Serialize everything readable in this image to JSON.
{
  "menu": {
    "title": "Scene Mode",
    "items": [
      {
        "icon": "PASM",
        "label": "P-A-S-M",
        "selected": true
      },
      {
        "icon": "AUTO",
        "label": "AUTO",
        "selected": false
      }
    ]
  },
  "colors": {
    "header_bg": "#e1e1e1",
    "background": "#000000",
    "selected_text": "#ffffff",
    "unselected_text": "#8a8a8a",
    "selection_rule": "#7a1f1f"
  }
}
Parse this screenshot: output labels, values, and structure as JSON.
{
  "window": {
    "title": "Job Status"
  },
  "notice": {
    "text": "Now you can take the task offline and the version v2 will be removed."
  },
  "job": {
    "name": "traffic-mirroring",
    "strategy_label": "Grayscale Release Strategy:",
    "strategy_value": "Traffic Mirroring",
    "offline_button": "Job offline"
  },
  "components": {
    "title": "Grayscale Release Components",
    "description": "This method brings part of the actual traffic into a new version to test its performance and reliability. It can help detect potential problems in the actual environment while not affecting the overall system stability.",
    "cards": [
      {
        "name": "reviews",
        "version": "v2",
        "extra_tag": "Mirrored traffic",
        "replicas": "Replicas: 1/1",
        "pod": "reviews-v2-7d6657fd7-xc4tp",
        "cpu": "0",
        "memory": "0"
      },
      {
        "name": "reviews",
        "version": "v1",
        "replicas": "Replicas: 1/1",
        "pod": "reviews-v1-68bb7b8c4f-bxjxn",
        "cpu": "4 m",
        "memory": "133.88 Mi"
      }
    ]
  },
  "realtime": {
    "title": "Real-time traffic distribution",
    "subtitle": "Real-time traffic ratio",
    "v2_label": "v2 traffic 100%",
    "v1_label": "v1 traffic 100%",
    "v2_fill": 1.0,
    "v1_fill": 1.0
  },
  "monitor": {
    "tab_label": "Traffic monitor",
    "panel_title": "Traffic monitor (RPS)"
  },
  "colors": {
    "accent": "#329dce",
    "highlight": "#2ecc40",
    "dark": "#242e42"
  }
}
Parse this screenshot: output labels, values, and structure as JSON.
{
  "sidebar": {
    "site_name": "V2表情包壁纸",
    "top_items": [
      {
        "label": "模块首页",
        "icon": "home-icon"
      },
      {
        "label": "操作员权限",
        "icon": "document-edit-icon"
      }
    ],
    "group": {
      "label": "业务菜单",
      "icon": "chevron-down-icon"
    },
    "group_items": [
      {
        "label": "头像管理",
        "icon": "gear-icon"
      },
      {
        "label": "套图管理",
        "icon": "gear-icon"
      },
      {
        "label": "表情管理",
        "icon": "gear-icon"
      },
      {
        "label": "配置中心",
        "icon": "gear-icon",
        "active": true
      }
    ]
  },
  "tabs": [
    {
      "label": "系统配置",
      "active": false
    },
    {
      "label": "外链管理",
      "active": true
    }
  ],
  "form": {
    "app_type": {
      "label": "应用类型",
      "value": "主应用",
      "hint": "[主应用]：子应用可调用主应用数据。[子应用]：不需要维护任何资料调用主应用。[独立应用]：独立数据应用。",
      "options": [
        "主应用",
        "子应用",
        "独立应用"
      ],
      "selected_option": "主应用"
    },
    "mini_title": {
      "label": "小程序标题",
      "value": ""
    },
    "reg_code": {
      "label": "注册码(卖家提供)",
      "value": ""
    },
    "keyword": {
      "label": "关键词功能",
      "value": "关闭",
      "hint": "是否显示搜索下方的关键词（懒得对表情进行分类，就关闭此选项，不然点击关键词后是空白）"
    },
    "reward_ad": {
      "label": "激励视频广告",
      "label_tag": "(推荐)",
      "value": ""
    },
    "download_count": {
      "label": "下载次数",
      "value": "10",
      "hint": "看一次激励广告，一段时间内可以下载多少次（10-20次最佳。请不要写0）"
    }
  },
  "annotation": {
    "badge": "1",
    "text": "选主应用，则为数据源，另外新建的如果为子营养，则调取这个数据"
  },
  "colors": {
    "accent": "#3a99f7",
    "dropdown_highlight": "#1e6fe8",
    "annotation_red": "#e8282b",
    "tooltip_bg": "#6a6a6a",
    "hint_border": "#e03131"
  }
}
* * * * * * *
THE EXERCISE: Output an exact copy of each record.

WRITTEN REPLY:
Serialize everything readable in this image to JSON.
{
  "menu": {
    "title": "Scene Mode",
    "items": [
      {
        "icon": "PASM",
        "label": "P-A-S-M",
        "selected": true
      },
      {
        "icon": "AUTO",
        "label": "AUTO",
        "selected": false
      }
    ]
  },
  "colors": {
    "header_bg": "#e1e1e1",
    "background": "#000000",
    "selected_text": "#ffffff",
    "unselected_text": "#8a8a8a",
    "selection_rule": "#7a1f1f"
  }
}
Parse this screenshot: output labels, values, and structure as JSON.
{
  "window": {
    "title": "Job Status"
  },
  "notice": {
    "text": "Now you can take the task offline and the version v2 will be removed."
  },
  "job": {
    "name": "traffic-mirroring",
    "strategy_label": "Grayscale Release Strategy:",
    "strategy_value": "Traffic Mirroring",
    "offline_button": "Job offline"
  },
  "components": {
    "title": "Grayscale Release Components",
    "description": "This method brings part of the actual traffic into a new version to test its performance and reliability. It can help detect potential problems in the actual environment while not affecting the overall system stability.",
    "cards": [
      {
        "name": "reviews",
        "version": "v2",
        "extra_tag": "Mirrored traffic",
        "replicas": "Replicas: 1/1",
        "pod": "reviews-v2-7d6657fd7-xc4tp",
        "cpu": "0",
        "memory": "0"
      },
      {
        "name": "reviews",
        "version": "v1",
        "replicas": "Replicas: 1/1",
        "pod": "reviews-v1-68bb7b8c4f-bxjxn",
        "cpu": "4 m",
        "memory": "133.88 Mi"
      }
    ]
  },
  "realtime": {
    "title": "Real-time traffic distribution",
    "subtitle": "Real-time traffic ratio",
    "v2_label": "v2 traffic 100%",
    "v1_label": "v1 traffic 100%",
    "v2_fill": 1.0,
    "v1_fill": 1.0
  },
  "monitor": {
    "tab_label": "Traffic monitor",
    "panel_title": "Traffic monitor (RPS)"
  },
  "colors": {
    "accent": "#329dce",
    "highlight": "#2ecc40",
    "dark": "#242e42"
  }
}
Parse this screenshot: output labels, values, and structure as JSON.
{
  "sidebar": {
    "site_name": "V2表情包壁纸",
    "top_items": [
      {
        "label": "模块首页",
        "icon": "home-icon"
      },
      {
        "label": "操作员权限",
        "icon": "document-edit-icon"
      }
    ],
    "group": {
      "label": "业务菜单",
      "icon": "chevron-down-icon"
    },
    "group_items": [
      {
        "label": "头像管理",
        "icon": "gear-icon"
      },
      {
        "label": "套图管理",
        "icon": "gear-icon"
      },
      {
        "label": "表情管理",
        "icon": "gear-icon"
      },
      {
        "label": "配置中心",
        "icon": "gear-icon",
        "active": true
      }
    ]
  },
  "tabs": [
    {
      "label": "系统配置",
      "active": false
    },
    {
      "label": "外链管理",
      "active": true
    }
  ],
  "form": {
    "app_type": {
      "label": "应用类型",
      "value": "主应用",
      "hint": "[主应用]：子应用可调用主应用数据。[子应用]：不需要维护任何资料调用主应用。[独立应用]：独立数据应用。",
      "options": [
        "主应用",
        "子应用",
        "独立应用"
      ],
      "selected_option": "主应用"
    },
    "mini_title": {
      "label": "小程序标题",
      "value": ""
    },
    "reg_code": {
      "label": "注册码(卖家提供)",
      "value": ""
    },
    "keyword": {
      "label": "关键词功能",
      "value": "关闭",
      "hint": "是否显示搜索下方的关键词（懒得对表情进行分类，就关闭此选项，不然点击关键词后是空白）"
    },
    "reward_ad": {
      "label": "激励视频广告",
      "label_tag": "(推荐)",
      "value": ""
    },
    "download_count": {
      "label": "下载次数",
      "value": "10",
      "hint": "看一次激励广告，一段时间内可以下载多少次（10-20次最佳。请不要写0）"
    }
  },
  "annotation": {
    "badge": "1",
    "text": "选主应用，则为数据源，另外新建的如果为子营养，则调取这个数据"
  },
  "colors": {
    "accent": "#3a99f7",
    "dropdown_highlight": "#1e6fe8",
    "annotation_red": "#e8282b",
    "tooltip_bg": "#6a6a6a",
    "hint_border": "#e03131"
  }
}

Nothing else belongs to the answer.